- _What the task requires_
Every line below should be copied exactly; drop the pictures.

- _Stored rows_
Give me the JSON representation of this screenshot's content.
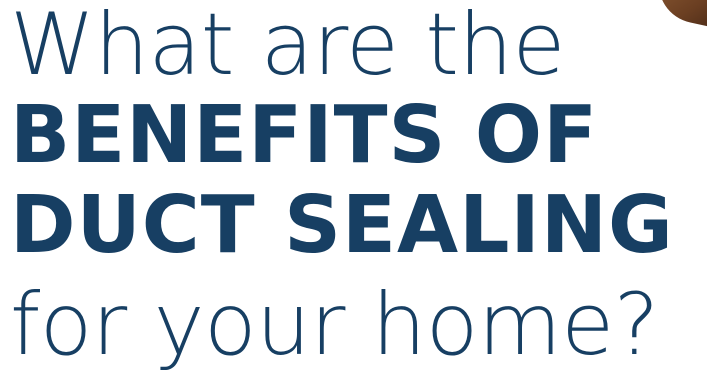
{
  "headline": {
    "line1": "What are the",
    "line2": "BENEFITS OF",
    "line3": "DUCT SEALING",
    "line4": "for your home?"
  },
  "colors": {
    "text": "#173f63",
    "background": "#ffffff",
    "accent": "#6b3f22"
  },
  "icons": {
    "corner": "corner-decoration"
  }
}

- _Worked solution_
Give me the JSON representation of this screenshot's content.
{
  "headline": {
    "line1": "What are the",
    "line2": "BENEFITS OF",
    "line3": "DUCT SEALING",
    "line4": "for your home?"
  },
  "colors": {
    "text": "#173f63",
    "background": "#ffffff",
    "accent": "#6b3f22"
  },
  "icons": {
    "corner": "corner-decoration"
  }
}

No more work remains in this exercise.